» **WORK TO DO**
All of the records below need to be copied exactly.
-- Start MATERIAL FOR THIS EXERCISE --
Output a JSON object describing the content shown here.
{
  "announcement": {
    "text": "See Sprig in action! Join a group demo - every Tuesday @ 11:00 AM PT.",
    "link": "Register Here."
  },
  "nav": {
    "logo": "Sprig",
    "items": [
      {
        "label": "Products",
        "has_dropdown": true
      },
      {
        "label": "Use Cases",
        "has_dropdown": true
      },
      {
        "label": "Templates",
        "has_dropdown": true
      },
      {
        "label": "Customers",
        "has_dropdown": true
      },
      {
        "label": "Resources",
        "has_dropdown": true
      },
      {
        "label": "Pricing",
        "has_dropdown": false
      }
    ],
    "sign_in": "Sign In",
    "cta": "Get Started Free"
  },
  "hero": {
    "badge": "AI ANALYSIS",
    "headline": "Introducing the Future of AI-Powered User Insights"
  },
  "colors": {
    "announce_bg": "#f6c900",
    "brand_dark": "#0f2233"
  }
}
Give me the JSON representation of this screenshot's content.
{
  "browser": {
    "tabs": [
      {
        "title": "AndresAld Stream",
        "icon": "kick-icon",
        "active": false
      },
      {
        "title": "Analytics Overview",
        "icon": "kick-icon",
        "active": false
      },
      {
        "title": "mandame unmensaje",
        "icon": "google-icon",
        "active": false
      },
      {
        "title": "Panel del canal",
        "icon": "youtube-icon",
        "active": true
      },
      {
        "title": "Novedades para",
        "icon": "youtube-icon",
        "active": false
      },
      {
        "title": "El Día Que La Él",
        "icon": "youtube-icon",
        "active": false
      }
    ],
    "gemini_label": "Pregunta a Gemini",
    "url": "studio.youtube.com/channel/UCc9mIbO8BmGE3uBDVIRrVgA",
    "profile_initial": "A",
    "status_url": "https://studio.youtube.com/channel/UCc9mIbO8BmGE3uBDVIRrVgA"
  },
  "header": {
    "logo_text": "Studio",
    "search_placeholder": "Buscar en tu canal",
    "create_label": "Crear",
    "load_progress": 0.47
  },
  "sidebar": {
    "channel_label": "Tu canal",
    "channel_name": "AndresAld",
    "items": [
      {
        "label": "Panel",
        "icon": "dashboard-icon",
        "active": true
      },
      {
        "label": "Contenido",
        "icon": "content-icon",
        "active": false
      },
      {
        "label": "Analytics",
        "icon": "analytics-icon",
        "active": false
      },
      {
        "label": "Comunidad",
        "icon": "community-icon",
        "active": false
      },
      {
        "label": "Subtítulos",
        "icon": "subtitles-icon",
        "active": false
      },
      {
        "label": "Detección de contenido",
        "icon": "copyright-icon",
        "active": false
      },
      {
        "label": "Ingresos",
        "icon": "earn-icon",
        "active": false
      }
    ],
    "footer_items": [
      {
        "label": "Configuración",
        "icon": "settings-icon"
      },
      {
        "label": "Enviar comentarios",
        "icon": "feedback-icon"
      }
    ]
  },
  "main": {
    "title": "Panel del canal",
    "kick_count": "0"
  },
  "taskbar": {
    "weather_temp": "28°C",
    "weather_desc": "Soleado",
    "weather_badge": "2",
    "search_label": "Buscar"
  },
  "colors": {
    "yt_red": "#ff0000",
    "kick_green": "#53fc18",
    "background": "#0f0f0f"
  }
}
-- End MATERIAL FOR THIS EXERCISE --
» **FINISHED EXERCISE**
Output a JSON object describing the content shown here.
{
  "announcement": {
    "text": "See Sprig in action! Join a group demo - every Tuesday @ 11:00 AM PT.",
    "link": "Register Here."
  },
  "nav": {
    "logo": "Sprig",
    "items": [
      {
        "label": "Products",
        "has_dropdown": true
      },
      {
        "label": "Use Cases",
        "has_dropdown": true
      },
      {
        "label": "Templates",
        "has_dropdown": true
      },
      {
        "label": "Customers",
        "has_dropdown": true
      },
      {
        "label": "Resources",
        "has_dropdown": true
      },
      {
        "label": "Pricing",
        "has_dropdown": false
      }
    ],
    "sign_in": "Sign In",
    "cta": "Get Started Free"
  },
  "hero": {
    "badge": "AI ANALYSIS",
    "headline": "Introducing the Future of AI-Powered User Insights"
  },
  "colors": {
    "announce_bg": "#f6c900",
    "brand_dark": "#0f2233"
  }
}
Give me the JSON representation of this screenshot's content.
{
  "browser": {
    "tabs": [
      {
        "title": "AndresAld Stream",
        "icon": "kick-icon",
        "active": false
      },
      {
        "title": "Analytics Overview",
        "icon": "kick-icon",
        "active": false
      },
      {
        "title": "mandame unmensaje",
        "icon": "google-icon",
        "active": false
      },
      {
        "title": "Panel del canal",
        "icon": "youtube-icon",
        "active": true
      },
      {
        "title": "Novedades para",
        "icon": "youtube-icon",
        "active": false
      },
      {
        "title": "El Día Que La Él",
        "icon": "youtube-icon",
        "active": false
      }
    ],
    "gemini_label": "Pregunta a Gemini",
    "url": "studio.youtube.com/channel/UCc9mIbO8BmGE3uBDVIRrVgA",
    "profile_initial": "A",
    "status_url": "https://studio.youtube.com/channel/UCc9mIbO8BmGE3uBDVIRrVgA"
  },
  "header": {
    "logo_text": "Studio",
    "search_placeholder": "Buscar en tu canal",
    "create_label": "Crear",
    "load_progress": 0.47
  },
  "sidebar": {
    "channel_label": "Tu canal",
    "channel_name": "AndresAld",
    "items": [
      {
        "label": "Panel",
        "icon": "dashboard-icon",
        "active": true
      },
      {
        "label": "Contenido",
        "icon": "content-icon",
        "active": false
      },
      {
        "label": "Analytics",
        "icon": "analytics-icon",
        "active": false
      },
      {
        "label": "Comunidad",
        "icon": "community-icon",
        "active": false
      },
      {
        "label": "Subtítulos",
        "icon": "subtitles-icon",
        "active": false
      },
      {
        "label": "Detección de contenido",
        "icon": "copyright-icon",
        "active": false
      },
      {
        "label": "Ingresos",
        "icon": "earn-icon",
        "active": false
      }
    ],
    "footer_items": [
      {
        "label": "Configuración",
        "icon": "settings-icon"
      },
      {
        "label": "Enviar comentarios",
        "icon": "feedback-icon"
      }
    ]
  },
  "main": {
    "title": "Panel del canal",
    "kick_count": "0"
  },
  "taskbar": {
    "weather_temp": "28°C",
    "weather_desc": "Soleado",
    "weather_badge": "2",
    "search_label": "Buscar"
  },
  "colors": {
    "yt_red": "#ff0000",
    "kick_green": "#53fc18",
    "background": "#0f0f0f"
  }
}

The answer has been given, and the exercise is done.